#### Recorded information

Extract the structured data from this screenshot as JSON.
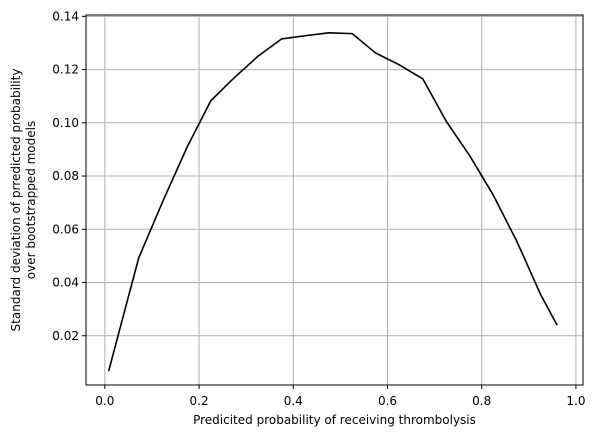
{
  "chart_data": {
    "type": "line",
    "title": "",
    "xlabel": "Predicited probability of receiving thrombolysis",
    "ylabel_lines": [
      "Standard deviation of prredicted probability",
      "over bootstrapped models"
    ],
    "xlim": [
      -0.04,
      1.015
    ],
    "ylim": [
      0.0015,
      0.1405
    ],
    "x_ticks": [
      0.0,
      0.2,
      0.4,
      0.6,
      0.8,
      1.0
    ],
    "x_tick_labels": [
      "0.0",
      "0.2",
      "0.4",
      "0.6",
      "0.8",
      "1.0"
    ],
    "y_ticks": [
      0.02,
      0.04,
      0.06,
      0.08,
      0.1,
      0.12,
      0.14
    ],
    "y_tick_labels": [
      "0.02",
      "0.04",
      "0.06",
      "0.08",
      "0.10",
      "0.12",
      "0.14"
    ],
    "grid": true,
    "series": [
      {
        "color": "#000000",
        "x": [
          0.008,
          0.072,
          0.125,
          0.175,
          0.225,
          0.275,
          0.325,
          0.375,
          0.425,
          0.475,
          0.525,
          0.575,
          0.625,
          0.675,
          0.725,
          0.775,
          0.825,
          0.875,
          0.925,
          0.96
        ],
        "y": [
          0.0067,
          0.0493,
          0.0713,
          0.091,
          0.1083,
          0.117,
          0.125,
          0.1315,
          0.1327,
          0.1338,
          0.1335,
          0.1262,
          0.1218,
          0.1165,
          0.1005,
          0.0875,
          0.0727,
          0.0553,
          0.0355,
          0.024
        ]
      }
    ]
  }
}
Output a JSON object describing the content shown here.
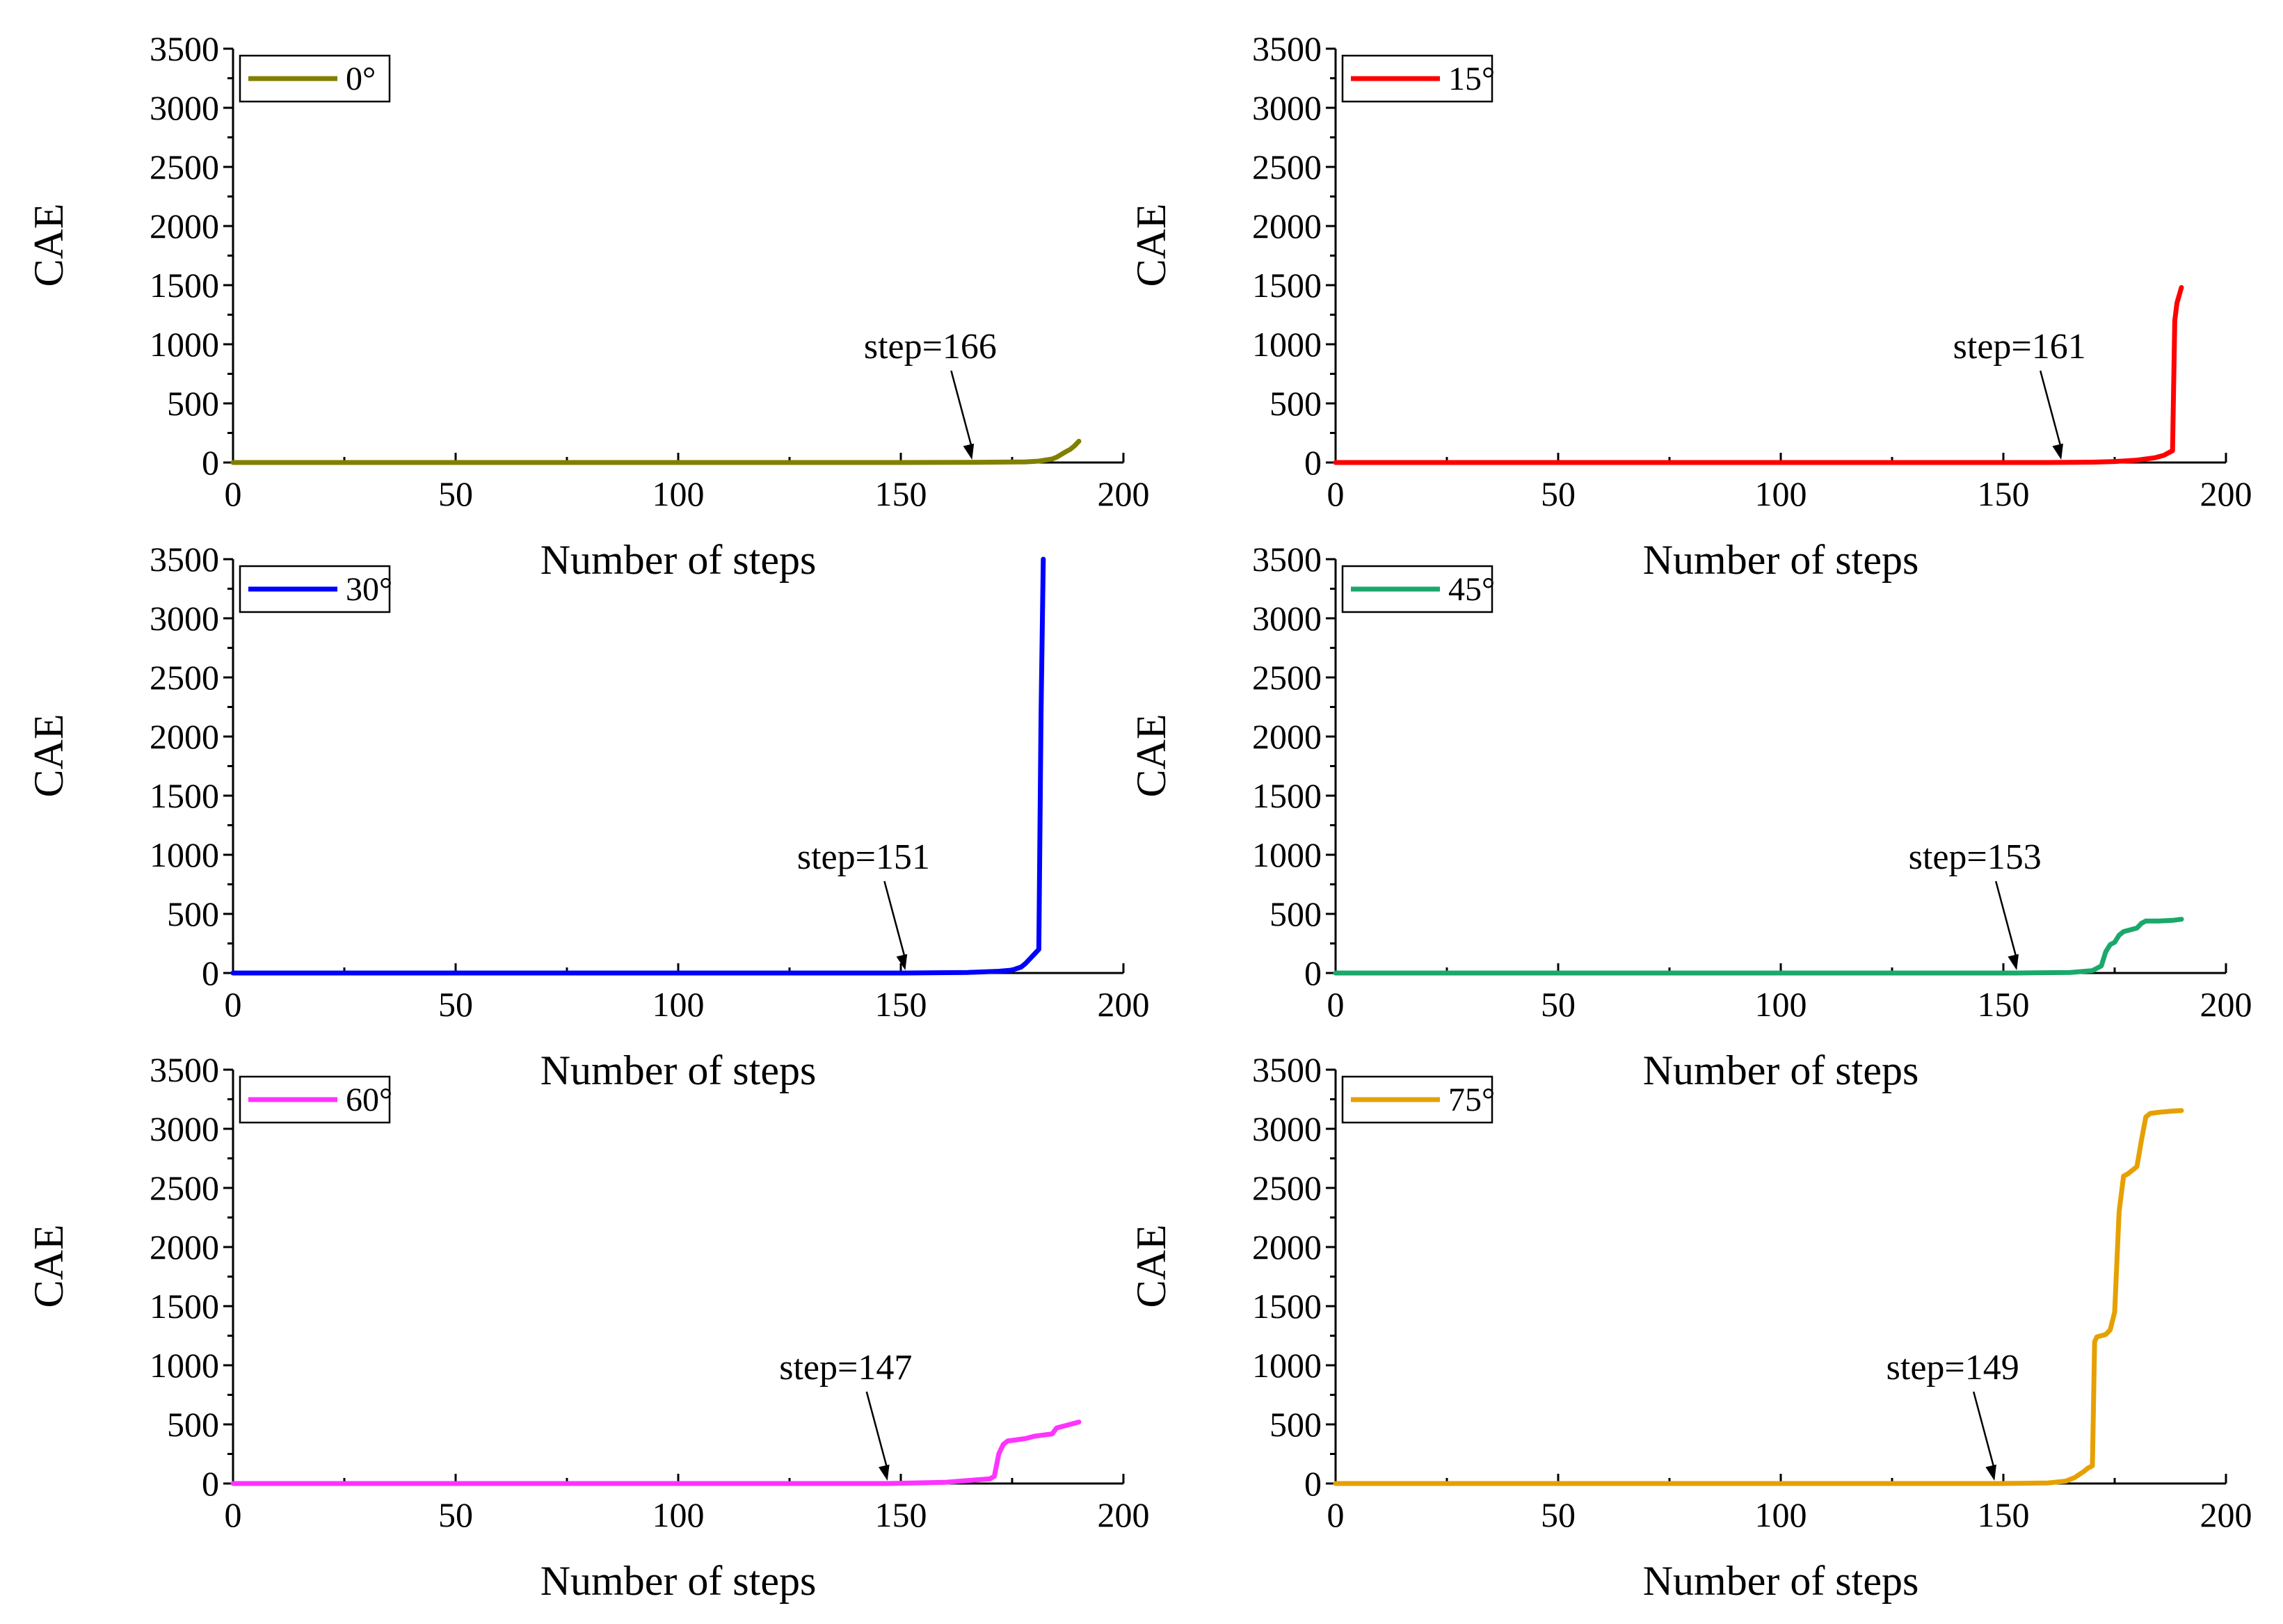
{
  "chart_data": [
    {
      "type": "line",
      "xlabel": "Number of steps",
      "ylabel": "CAE",
      "xlim": [
        0,
        200
      ],
      "ylim": [
        0,
        3500
      ],
      "xticks": [
        0,
        50,
        100,
        150,
        200
      ],
      "yticks": [
        0,
        500,
        1000,
        1500,
        2000,
        2500,
        3000,
        3500
      ],
      "xtick_labels": [
        "0",
        "50",
        "100",
        "150",
        "200"
      ],
      "ytick_labels": [
        "0",
        "500",
        "1000",
        "1500",
        "2000",
        "2500",
        "3000",
        "3500"
      ],
      "legend_position": "top-left",
      "series": [
        {
          "name": "0°",
          "color": "#808000",
          "x": [
            0,
            150,
            166,
            178,
            181,
            184,
            185,
            187,
            188,
            189,
            190
          ],
          "y": [
            0,
            0,
            2,
            5,
            12,
            30,
            45,
            90,
            110,
            140,
            180
          ]
        }
      ],
      "annotation": {
        "text": "step=166",
        "x": 166,
        "y": 0
      }
    },
    {
      "type": "line",
      "xlabel": "Number of steps",
      "ylabel": "CAE",
      "xlim": [
        0,
        200
      ],
      "ylim": [
        0,
        3500
      ],
      "xticks": [
        0,
        50,
        100,
        150,
        200
      ],
      "yticks": [
        0,
        500,
        1000,
        1500,
        2000,
        2500,
        3000,
        3500
      ],
      "xtick_labels": [
        "0",
        "50",
        "100",
        "150",
        "200"
      ],
      "ytick_labels": [
        "0",
        "500",
        "1000",
        "1500",
        "2000",
        "2500",
        "3000",
        "3500"
      ],
      "legend_position": "top-left",
      "series": [
        {
          "name": "15°",
          "color": "#ff0000",
          "x": [
            0,
            160,
            170,
            175,
            180,
            184,
            186,
            187,
            188,
            188.5,
            189,
            190
          ],
          "y": [
            0,
            0,
            3,
            8,
            20,
            40,
            60,
            80,
            100,
            1200,
            1350,
            1480
          ]
        }
      ],
      "annotation": {
        "text": "step=161",
        "x": 163,
        "y": 0
      }
    },
    {
      "type": "line",
      "xlabel": "Number of steps",
      "ylabel": "CAE",
      "xlim": [
        0,
        200
      ],
      "ylim": [
        0,
        3500
      ],
      "xticks": [
        0,
        50,
        100,
        150,
        200
      ],
      "yticks": [
        0,
        500,
        1000,
        1500,
        2000,
        2500,
        3000,
        3500
      ],
      "xtick_labels": [
        "0",
        "50",
        "100",
        "150",
        "200"
      ],
      "ytick_labels": [
        "0",
        "500",
        "1000",
        "1500",
        "2000",
        "2500",
        "3000",
        "3500"
      ],
      "legend_position": "top-left",
      "series": [
        {
          "name": "30°",
          "color": "#0000ff",
          "x": [
            0,
            151,
            165,
            172,
            175,
            177,
            178,
            179,
            180,
            181,
            181.5,
            182
          ],
          "y": [
            0,
            0,
            5,
            15,
            25,
            50,
            80,
            120,
            160,
            200,
            2200,
            3500
          ]
        }
      ],
      "annotation": {
        "text": "step=151",
        "x": 151,
        "y": 0
      }
    },
    {
      "type": "line",
      "xlabel": "Number of steps",
      "ylabel": "CAE",
      "xlim": [
        0,
        200
      ],
      "ylim": [
        0,
        3500
      ],
      "xticks": [
        0,
        50,
        100,
        150,
        200
      ],
      "yticks": [
        0,
        500,
        1000,
        1500,
        2000,
        2500,
        3000,
        3500
      ],
      "xtick_labels": [
        "0",
        "50",
        "100",
        "150",
        "200"
      ],
      "ytick_labels": [
        "0",
        "500",
        "1000",
        "1500",
        "2000",
        "2500",
        "3000",
        "3500"
      ],
      "legend_position": "top-left",
      "series": [
        {
          "name": "45°",
          "color": "#1aa86b",
          "x": [
            0,
            153,
            165,
            170,
            172,
            173,
            174,
            175,
            176,
            177,
            178,
            180,
            181,
            182,
            185,
            188,
            190
          ],
          "y": [
            0,
            0,
            5,
            20,
            60,
            180,
            240,
            260,
            320,
            350,
            360,
            380,
            420,
            440,
            440,
            445,
            455
          ]
        }
      ],
      "annotation": {
        "text": "step=153",
        "x": 153,
        "y": 0
      }
    },
    {
      "type": "line",
      "xlabel": "Number of steps",
      "ylabel": "CAE",
      "xlim": [
        0,
        200
      ],
      "ylim": [
        0,
        3500
      ],
      "xticks": [
        0,
        50,
        100,
        150,
        200
      ],
      "yticks": [
        0,
        500,
        1000,
        1500,
        2000,
        2500,
        3000,
        3500
      ],
      "xtick_labels": [
        "0",
        "50",
        "100",
        "150",
        "200"
      ],
      "ytick_labels": [
        "0",
        "500",
        "1000",
        "1500",
        "2000",
        "2500",
        "3000",
        "3500"
      ],
      "legend_position": "top-left",
      "series": [
        {
          "name": "60°",
          "color": "#ff33ff",
          "x": [
            0,
            147,
            160,
            165,
            170,
            171,
            172,
            173,
            174,
            176,
            178,
            180,
            182,
            184,
            185,
            187,
            190
          ],
          "y": [
            0,
            0,
            10,
            25,
            40,
            60,
            250,
            330,
            360,
            370,
            380,
            400,
            410,
            420,
            470,
            490,
            520
          ]
        }
      ],
      "annotation": {
        "text": "step=147",
        "x": 147,
        "y": 0
      }
    },
    {
      "type": "line",
      "xlabel": "Number of steps",
      "ylabel": "CAE",
      "xlim": [
        0,
        200
      ],
      "ylim": [
        0,
        3500
      ],
      "xticks": [
        0,
        50,
        100,
        150,
        200
      ],
      "yticks": [
        0,
        500,
        1000,
        1500,
        2000,
        2500,
        3000,
        3500
      ],
      "xtick_labels": [
        "0",
        "50",
        "100",
        "150",
        "200"
      ],
      "ytick_labels": [
        "0",
        "500",
        "1000",
        "1500",
        "2000",
        "2500",
        "3000",
        "3500"
      ],
      "legend_position": "top-left",
      "series": [
        {
          "name": "75°",
          "color": "#e6a000",
          "x": [
            0,
            149,
            160,
            164,
            166,
            168,
            169,
            170,
            170.5,
            171,
            173,
            174,
            175,
            176,
            177,
            178,
            180,
            181,
            182,
            183,
            185,
            188,
            190
          ],
          "y": [
            0,
            0,
            5,
            20,
            50,
            100,
            130,
            150,
            1200,
            1240,
            1260,
            1300,
            1450,
            2300,
            2600,
            2620,
            2680,
            2900,
            3100,
            3130,
            3140,
            3150,
            3155
          ]
        }
      ],
      "annotation": {
        "text": "step=149",
        "x": 148,
        "y": 0
      }
    }
  ]
}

########

■ **Task**:
Copy each line of the entries that includes the word "JSON".

■ **Response for this exercise**:
Extract the structured data from this screenshot as JSON.
Output a JSON object describing the content shown here.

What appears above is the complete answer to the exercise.